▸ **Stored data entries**
>>

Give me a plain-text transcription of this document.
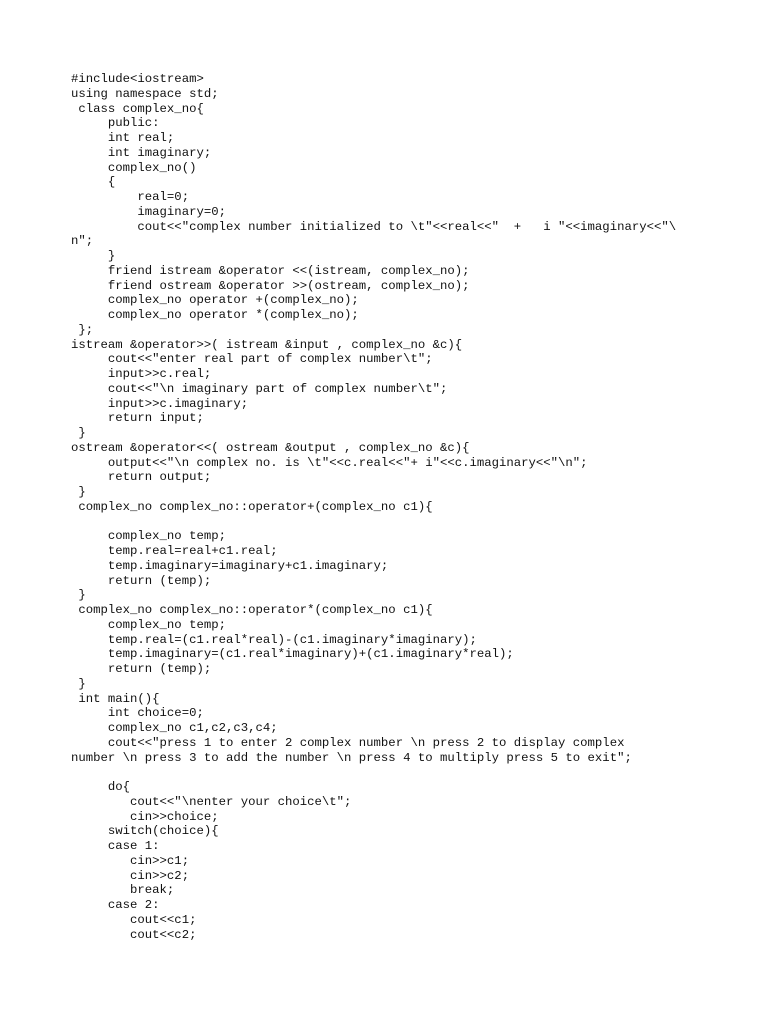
#include<iostream>
using namespace std;
class complex_no{
public:
int real;
int imaginary;
complex_no()
{
real=0;
imaginary=0;
cout<<"complex number initialized to \t"<<real<<"  +   i "<<imaginary<<"\
n";
}
friend istream &operator <<(istream, complex_no);
friend ostream &operator >>(ostream, complex_no);
complex_no operator +(complex_no);
complex_no operator *(complex_no);
};
istream &operator>>( istream &input , complex_no &c){
cout<<"enter real part of complex number\t";
input>>c.real;
cout<<"\n imaginary part of complex number\t";
input>>c.imaginary;
return input;
}
ostream &operator<<( ostream &output , complex_no &c){
output<<"\n complex no. is \t"<<c.real<<"+ i"<<c.imaginary<<"\n";
return output;
}
complex_no complex_no::operator+(complex_no c1){
complex_no temp;
temp.real=real+c1.real;
temp.imaginary=imaginary+c1.imaginary;
return (temp);
}
complex_no complex_no::operator*(complex_no c1){
complex_no temp;
temp.real=(c1.real*real)-(c1.imaginary*imaginary);
temp.imaginary=(c1.real*imaginary)+(c1.imaginary*real);
return (temp);
}
int main(){
int choice=0;
complex_no c1,c2,c3,c4;
cout<<"press 1 to enter 2 complex number \n press 2 to display complex
number \n press 3 to add the number \n press 4 to multiply press 5 to exit";
do{
cout<<"\nenter your choice\t";
cin>>choice;
switch(choice){
case 1:
cin>>c1;
cin>>c2;
break;
case 2:
cout<<c1;
cout<<c2;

<<

▸ **Problem description**
Write out the entries again, exactly as given, skipping any images.

▸ **Solution to this exercise**
Give me a plain-text transcription of this document.
#include<iostream>
using namespace std;
class complex_no{
public:
int real;
int imaginary;
complex_no()
{
real=0;
imaginary=0;
cout<<"complex number initialized to \t"<<real<<"  +   i "<<imaginary<<"\
n";
}
friend istream &operator <<(istream, complex_no);
friend ostream &operator >>(ostream, complex_no);
complex_no operator +(complex_no);
complex_no operator *(complex_no);
};
istream &operator>>( istream &input , complex_no &c){
cout<<"enter real part of complex number\t";
input>>c.real;
cout<<"\n imaginary part of complex number\t";
input>>c.imaginary;
return input;
}
ostream &operator<<( ostream &output , complex_no &c){
output<<"\n complex no. is \t"<<c.real<<"+ i"<<c.imaginary<<"\n";
return output;
}
complex_no complex_no::operator+(complex_no c1){
complex_no temp;
temp.real=real+c1.real;
temp.imaginary=imaginary+c1.imaginary;
return (temp);
}
complex_no complex_no::operator*(complex_no c1){
complex_no temp;
temp.real=(c1.real*real)-(c1.imaginary*imaginary);
temp.imaginary=(c1.real*imaginary)+(c1.imaginary*real);
return (temp);
}
int main(){
int choice=0;
complex_no c1,c2,c3,c4;
cout<<"press 1 to enter 2 complex number \n press 2 to display complex
number \n press 3 to add the number \n press 4 to multiply press 5 to exit";
do{
cout<<"\nenter your choice\t";
cin>>choice;
switch(choice){
case 1:
cin>>c1;
cin>>c2;
break;
case 2:
cout<<c1;
cout<<c2;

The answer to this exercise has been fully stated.